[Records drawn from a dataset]
- - -
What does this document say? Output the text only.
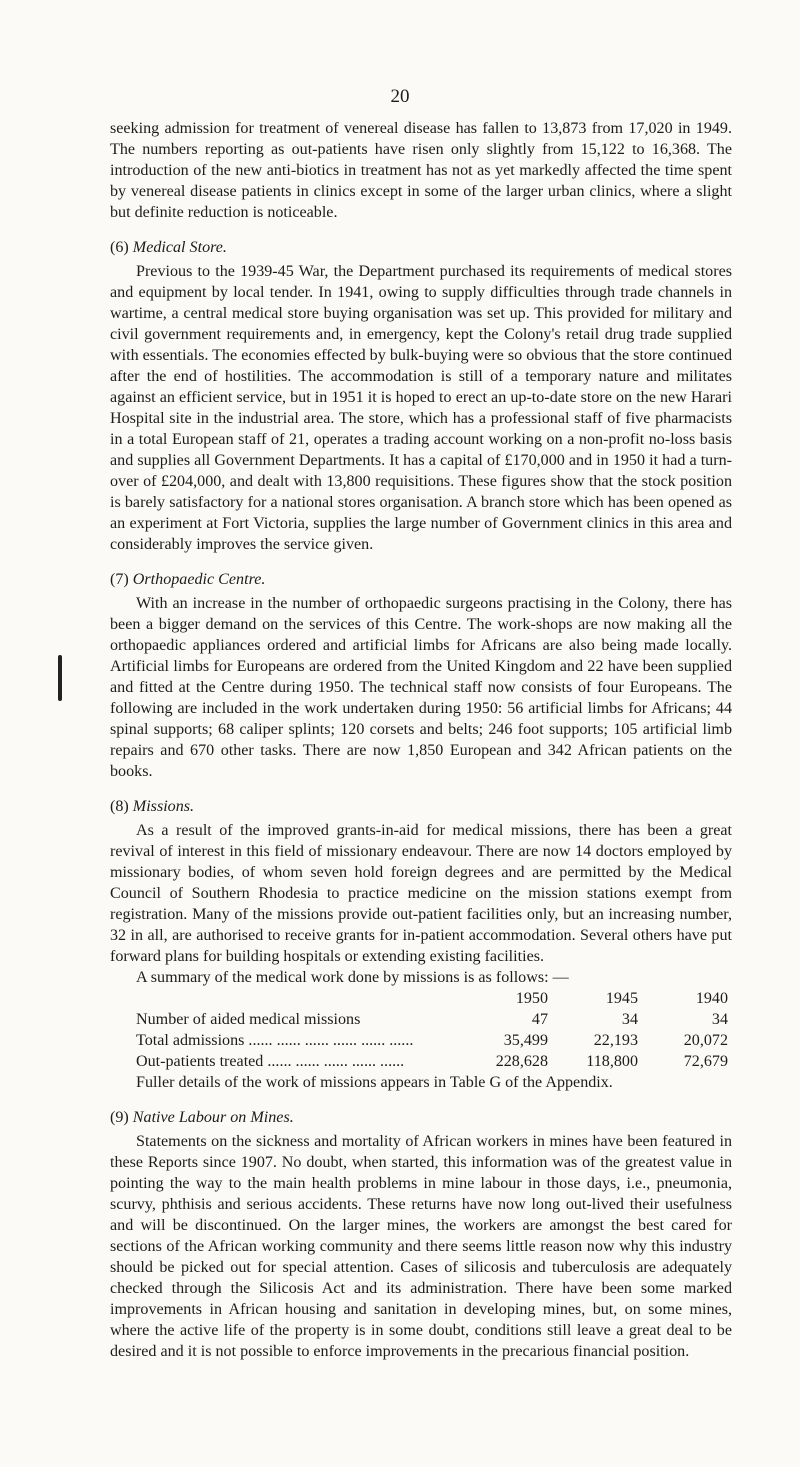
20

seeking admission for treatment of venereal disease has fallen to 13,873 from 17,020 in 1949. The numbers reporting as out-patients have risen only slightly from 15,122 to 16,368. The introduction of the new anti-biotics in treatment has not as yet markedly affected the time spent by venereal disease patients in clinics except in some of the larger urban clinics, where a slight but definite reduction is noticeable.

(6) Medical Store.

Previous to the 1939-45 War, the Department purchased its requirements of medical stores and equipment by local tender. In 1941, owing to supply difficulties through trade channels in wartime, a central medical store buying organisation was set up. This provided for military and civil government requirements and, in emergency, kept the Colony's retail drug trade supplied with essentials. The economies effected by bulk-buying were so obvious that the store continued after the end of hostilities. The accommodation is still of a temporary nature and militates against an efficient service, but in 1951 it is hoped to erect an up-to-date store on the new Harari Hospital site in the industrial area. The store, which has a professional staff of five pharmacists in a total European staff of 21, operates a trading account working on a non-profit no-loss basis and supplies all Government Departments. It has a capital of £170,000 and in 1950 it had a turn-over of £204,000, and dealt with 13,800 requisitions. These figures show that the stock position is barely satisfactory for a national stores organisation. A branch store which has been opened as an experiment at Fort Victoria, supplies the large number of Government clinics in this area and considerably improves the service given.

(7) Orthopaedic Centre.

With an increase in the number of orthopaedic surgeons practising in the Colony, there has been a bigger demand on the services of this Centre. The work-shops are now making all the orthopaedic appliances ordered and artificial limbs for Africans are also being made locally. Artificial limbs for Europeans are ordered from the United Kingdom and 22 have been supplied and fitted at the Centre during 1950. The technical staff now consists of four Europeans. The following are included in the work undertaken during 1950: 56 artificial limbs for Africans; 44 spinal supports; 68 caliper splints; 120 corsets and belts; 246 foot supports; 105 artificial limb repairs and 670 other tasks. There are now 1,850 European and 342 African patients on the books.

(8) Missions.

As a result of the improved grants-in-aid for medical missions, there has been a great revival of interest in this field of missionary endeavour. There are now 14 doctors employed by missionary bodies, of whom seven hold foreign degrees and are permitted by the Medical Council of Southern Rhodesia to practice medicine on the mission stations exempt from registration. Many of the missions provide out-patient facilities only, but an increasing number, 32 in all, are authorised to receive grants for in-patient accommodation. Several others have put forward plans for building hospitals or extending existing facilities.

A summary of the medical work done by missions is as follows: —

	1950	1945	1940
Number of aided medical missions	47	34	34
Total admissions ...... ...... ...... ...... ...... ......	35,499	22,193	20,072
Out-patients treated ...... ...... ...... ...... ......	228,628	118,800	72,679

Fuller details of the work of missions appears in Table G of the Appendix.

(9) Native Labour on Mines.

Statements on the sickness and mortality of African workers in mines have been featured in these Reports since 1907. No doubt, when started, this information was of the greatest value in pointing the way to the main health problems in mine labour in those days, i.e., pneumonia, scurvy, phthisis and serious accidents. These returns have now long out-lived their usefulness and will be discontinued. On the larger mines, the workers are amongst the best cared for sections of the African working community and there seems little reason now why this industry should be picked out for special attention. Cases of silicosis and tuberculosis are adequately checked through the Silicosis Act and its administration. There have been some marked improvements in African housing and sanitation in developing mines, but, on some mines, where the active life of the property is in some doubt, conditions still leave a great deal to be desired and it is not possible to enforce improvements in the precarious financial position.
- - -
**What to do**
Your copy must repeat the data word for word and show none of its images.

**Response area**
What does this document say? Output the text only.
20

seeking admission for treatment of venereal disease has fallen to 13,873 from 17,020 in 1949. The numbers reporting as out-patients have risen only slightly from 15,122 to 16,368. The introduction of the new anti-biotics in treatment has not as yet markedly affected the time spent by venereal disease patients in clinics except in some of the larger urban clinics, where a slight but definite reduction is noticeable.

(6) Medical Store.

Previous to the 1939-45 War, the Department purchased its requirements of medical stores and equipment by local tender. In 1941, owing to supply difficulties through trade channels in wartime, a central medical store buying organisation was set up. This provided for military and civil government requirements and, in emergency, kept the Colony's retail drug trade supplied with essentials. The economies effected by bulk-buying were so obvious that the store continued after the end of hostilities. The accommodation is still of a temporary nature and militates against an efficient service, but in 1951 it is hoped to erect an up-to-date store on the new Harari Hospital site in the industrial area. The store, which has a professional staff of five pharmacists in a total European staff of 21, operates a trading account working on a non-profit no-loss basis and supplies all Government Departments. It has a capital of £170,000 and in 1950 it had a turn-over of £204,000, and dealt with 13,800 requisitions. These figures show that the stock position is barely satisfactory for a national stores organisation. A branch store which has been opened as an experiment at Fort Victoria, supplies the large number of Government clinics in this area and considerably improves the service given.

(7) Orthopaedic Centre.

With an increase in the number of orthopaedic surgeons practising in the Colony, there has been a bigger demand on the services of this Centre. The work-shops are now making all the orthopaedic appliances ordered and artificial limbs for Africans are also being made locally. Artificial limbs for Europeans are ordered from the United Kingdom and 22 have been supplied and fitted at the Centre during 1950. The technical staff now consists of four Europeans. The following are included in the work undertaken during 1950: 56 artificial limbs for Africans; 44 spinal supports; 68 caliper splints; 120 corsets and belts; 246 foot supports; 105 artificial limb repairs and 670 other tasks. There are now 1,850 European and 342 African patients on the books.

(8) Missions.

As a result of the improved grants-in-aid for medical missions, there has been a great revival of interest in this field of missionary endeavour. There are now 14 doctors employed by missionary bodies, of whom seven hold foreign degrees and are permitted by the Medical Council of Southern Rhodesia to practice medicine on the mission stations exempt from registration. Many of the missions provide out-patient facilities only, but an increasing number, 32 in all, are authorised to receive grants for in-patient accommodation. Several others have put forward plans for building hospitals or extending existing facilities.

A summary of the medical work done by missions is as follows: —

	1950	1945	1940
Number of aided medical missions	47	34	34
Total admissions ...... ...... ...... ...... ...... ......	35,499	22,193	20,072
Out-patients treated ...... ...... ...... ...... ......	228,628	118,800	72,679

Fuller details of the work of missions appears in Table G of the Appendix.

(9) Native Labour on Mines.

Statements on the sickness and mortality of African workers in mines have been featured in these Reports since 1907. No doubt, when started, this information was of the greatest value in pointing the way to the main health problems in mine labour in those days, i.e., pneumonia, scurvy, phthisis and serious accidents. These returns have now long out-lived their usefulness and will be discontinued. On the larger mines, the workers are amongst the best cared for sections of the African working community and there seems little reason now why this industry should be picked out for special attention. Cases of silicosis and tuberculosis are adequately checked through the Silicosis Act and its administration. There have been some marked improvements in African housing and sanitation in developing mines, but, on some mines, where the active life of the property is in some doubt, conditions still leave a great deal to be desired and it is not possible to enforce improvements in the precarious financial position.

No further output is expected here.